-- begin DATA RECORDS --
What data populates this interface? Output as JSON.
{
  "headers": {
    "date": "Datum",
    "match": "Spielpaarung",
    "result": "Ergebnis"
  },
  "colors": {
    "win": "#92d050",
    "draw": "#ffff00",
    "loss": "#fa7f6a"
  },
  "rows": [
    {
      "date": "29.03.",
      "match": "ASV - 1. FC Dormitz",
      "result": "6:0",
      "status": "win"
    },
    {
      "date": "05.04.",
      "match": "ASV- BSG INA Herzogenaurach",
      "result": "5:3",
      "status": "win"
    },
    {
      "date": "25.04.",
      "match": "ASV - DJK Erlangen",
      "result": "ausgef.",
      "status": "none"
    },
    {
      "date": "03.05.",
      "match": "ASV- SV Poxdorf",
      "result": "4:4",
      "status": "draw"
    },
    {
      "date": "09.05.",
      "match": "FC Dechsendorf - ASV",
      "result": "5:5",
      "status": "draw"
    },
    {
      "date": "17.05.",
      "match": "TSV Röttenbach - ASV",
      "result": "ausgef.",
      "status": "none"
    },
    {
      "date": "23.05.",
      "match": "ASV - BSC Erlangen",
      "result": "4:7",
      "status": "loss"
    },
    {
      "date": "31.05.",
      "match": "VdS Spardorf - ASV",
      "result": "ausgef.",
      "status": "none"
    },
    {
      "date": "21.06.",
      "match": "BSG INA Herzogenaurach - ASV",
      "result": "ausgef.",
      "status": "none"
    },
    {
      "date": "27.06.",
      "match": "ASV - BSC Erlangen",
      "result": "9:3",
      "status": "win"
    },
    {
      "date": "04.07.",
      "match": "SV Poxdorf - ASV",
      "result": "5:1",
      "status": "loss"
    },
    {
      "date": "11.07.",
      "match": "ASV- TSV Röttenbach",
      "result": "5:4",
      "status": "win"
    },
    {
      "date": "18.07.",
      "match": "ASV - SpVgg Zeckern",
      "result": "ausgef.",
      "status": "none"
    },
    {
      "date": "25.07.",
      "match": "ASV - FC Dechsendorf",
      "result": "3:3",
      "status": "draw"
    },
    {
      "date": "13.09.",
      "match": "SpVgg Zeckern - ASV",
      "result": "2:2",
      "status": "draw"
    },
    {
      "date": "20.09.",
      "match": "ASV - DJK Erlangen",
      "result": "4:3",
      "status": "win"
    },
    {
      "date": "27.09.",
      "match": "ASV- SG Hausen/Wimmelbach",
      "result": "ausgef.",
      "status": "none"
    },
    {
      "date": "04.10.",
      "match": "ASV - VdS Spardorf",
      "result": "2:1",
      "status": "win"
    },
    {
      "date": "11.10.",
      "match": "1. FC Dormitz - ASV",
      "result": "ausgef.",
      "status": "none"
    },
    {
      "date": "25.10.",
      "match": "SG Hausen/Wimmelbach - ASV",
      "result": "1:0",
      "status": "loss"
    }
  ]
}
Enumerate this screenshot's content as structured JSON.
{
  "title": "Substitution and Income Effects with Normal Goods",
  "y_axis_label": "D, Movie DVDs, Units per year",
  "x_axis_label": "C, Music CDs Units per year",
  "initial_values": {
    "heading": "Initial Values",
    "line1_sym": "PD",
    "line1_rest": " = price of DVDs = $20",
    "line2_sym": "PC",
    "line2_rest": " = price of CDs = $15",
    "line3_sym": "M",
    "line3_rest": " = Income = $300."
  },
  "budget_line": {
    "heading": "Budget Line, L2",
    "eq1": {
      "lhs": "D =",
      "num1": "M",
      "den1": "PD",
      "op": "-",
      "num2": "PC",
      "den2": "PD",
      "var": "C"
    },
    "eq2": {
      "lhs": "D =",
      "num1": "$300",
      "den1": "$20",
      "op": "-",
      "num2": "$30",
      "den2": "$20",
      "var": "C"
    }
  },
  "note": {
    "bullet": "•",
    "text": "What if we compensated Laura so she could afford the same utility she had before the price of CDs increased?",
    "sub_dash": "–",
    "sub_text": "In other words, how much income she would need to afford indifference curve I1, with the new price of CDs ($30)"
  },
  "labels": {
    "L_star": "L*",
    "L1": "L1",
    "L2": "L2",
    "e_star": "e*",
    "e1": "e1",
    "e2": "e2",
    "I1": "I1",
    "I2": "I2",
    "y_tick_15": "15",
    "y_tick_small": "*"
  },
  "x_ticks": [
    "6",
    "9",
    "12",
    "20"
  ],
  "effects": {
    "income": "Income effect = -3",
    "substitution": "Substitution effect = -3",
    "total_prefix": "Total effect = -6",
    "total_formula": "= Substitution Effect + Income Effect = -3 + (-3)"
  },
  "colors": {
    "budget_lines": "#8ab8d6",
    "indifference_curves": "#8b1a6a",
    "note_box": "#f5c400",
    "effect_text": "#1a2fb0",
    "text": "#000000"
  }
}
-- end DATA RECORDS --
§ REQUEST
Each record must be repeated exactly as it is.

§ FULL SOLUTION
What data populates this interface? Output as JSON.
{
  "headers": {
    "date": "Datum",
    "match": "Spielpaarung",
    "result": "Ergebnis"
  },
  "colors": {
    "win": "#92d050",
    "draw": "#ffff00",
    "loss": "#fa7f6a"
  },
  "rows": [
    {
      "date": "29.03.",
      "match": "ASV - 1. FC Dormitz",
      "result": "6:0",
      "status": "win"
    },
    {
      "date": "05.04.",
      "match": "ASV- BSG INA Herzogenaurach",
      "result": "5:3",
      "status": "win"
    },
    {
      "date": "25.04.",
      "match": "ASV - DJK Erlangen",
      "result": "ausgef.",
      "status": "none"
    },
    {
      "date": "03.05.",
      "match": "ASV- SV Poxdorf",
      "result": "4:4",
      "status": "draw"
    },
    {
      "date": "09.05.",
      "match": "FC Dechsendorf - ASV",
      "result": "5:5",
      "status": "draw"
    },
    {
      "date": "17.05.",
      "match": "TSV Röttenbach - ASV",
      "result": "ausgef.",
      "status": "none"
    },
    {
      "date": "23.05.",
      "match": "ASV - BSC Erlangen",
      "result": "4:7",
      "status": "loss"
    },
    {
      "date": "31.05.",
      "match": "VdS Spardorf - ASV",
      "result": "ausgef.",
      "status": "none"
    },
    {
      "date": "21.06.",
      "match": "BSG INA Herzogenaurach - ASV",
      "result": "ausgef.",
      "status": "none"
    },
    {
      "date": "27.06.",
      "match": "ASV - BSC Erlangen",
      "result": "9:3",
      "status": "win"
    },
    {
      "date": "04.07.",
      "match": "SV Poxdorf - ASV",
      "result": "5:1",
      "status": "loss"
    },
    {
      "date": "11.07.",
      "match": "ASV- TSV Röttenbach",
      "result": "5:4",
      "status": "win"
    },
    {
      "date": "18.07.",
      "match": "ASV - SpVgg Zeckern",
      "result": "ausgef.",
      "status": "none"
    },
    {
      "date": "25.07.",
      "match": "ASV - FC Dechsendorf",
      "result": "3:3",
      "status": "draw"
    },
    {
      "date": "13.09.",
      "match": "SpVgg Zeckern - ASV",
      "result": "2:2",
      "status": "draw"
    },
    {
      "date": "20.09.",
      "match": "ASV - DJK Erlangen",
      "result": "4:3",
      "status": "win"
    },
    {
      "date": "27.09.",
      "match": "ASV- SG Hausen/Wimmelbach",
      "result": "ausgef.",
      "status": "none"
    },
    {
      "date": "04.10.",
      "match": "ASV - VdS Spardorf",
      "result": "2:1",
      "status": "win"
    },
    {
      "date": "11.10.",
      "match": "1. FC Dormitz - ASV",
      "result": "ausgef.",
      "status": "none"
    },
    {
      "date": "25.10.",
      "match": "SG Hausen/Wimmelbach - ASV",
      "result": "1:0",
      "status": "loss"
    }
  ]
}
Enumerate this screenshot's content as structured JSON.
{
  "title": "Substitution and Income Effects with Normal Goods",
  "y_axis_label": "D, Movie DVDs, Units per year",
  "x_axis_label": "C, Music CDs Units per year",
  "initial_values": {
    "heading": "Initial Values",
    "line1_sym": "PD",
    "line1_rest": " = price of DVDs = $20",
    "line2_sym": "PC",
    "line2_rest": " = price of CDs = $15",
    "line3_sym": "M",
    "line3_rest": " = Income = $300."
  },
  "budget_line": {
    "heading": "Budget Line, L2",
    "eq1": {
      "lhs": "D =",
      "num1": "M",
      "den1": "PD",
      "op": "-",
      "num2": "PC",
      "den2": "PD",
      "var": "C"
    },
    "eq2": {
      "lhs": "D =",
      "num1": "$300",
      "den1": "$20",
      "op": "-",
      "num2": "$30",
      "den2": "$20",
      "var": "C"
    }
  },
  "note": {
    "bullet": "•",
    "text": "What if we compensated Laura so she could afford the same utility she had before the price of CDs increased?",
    "sub_dash": "–",
    "sub_text": "In other words, how much income she would need to afford indifference curve I1, with the new price of CDs ($30)"
  },
  "labels": {
    "L_star": "L*",
    "L1": "L1",
    "L2": "L2",
    "e_star": "e*",
    "e1": "e1",
    "e2": "e2",
    "I1": "I1",
    "I2": "I2",
    "y_tick_15": "15",
    "y_tick_small": "*"
  },
  "x_ticks": [
    "6",
    "9",
    "12",
    "20"
  ],
  "effects": {
    "income": "Income effect = -3",
    "substitution": "Substitution effect = -3",
    "total_prefix": "Total effect = -6",
    "total_formula": "= Substitution Effect + Income Effect = -3 + (-3)"
  },
  "colors": {
    "budget_lines": "#8ab8d6",
    "indifference_curves": "#8b1a6a",
    "note_box": "#f5c400",
    "effect_text": "#1a2fb0",
    "text": "#000000"
  }
}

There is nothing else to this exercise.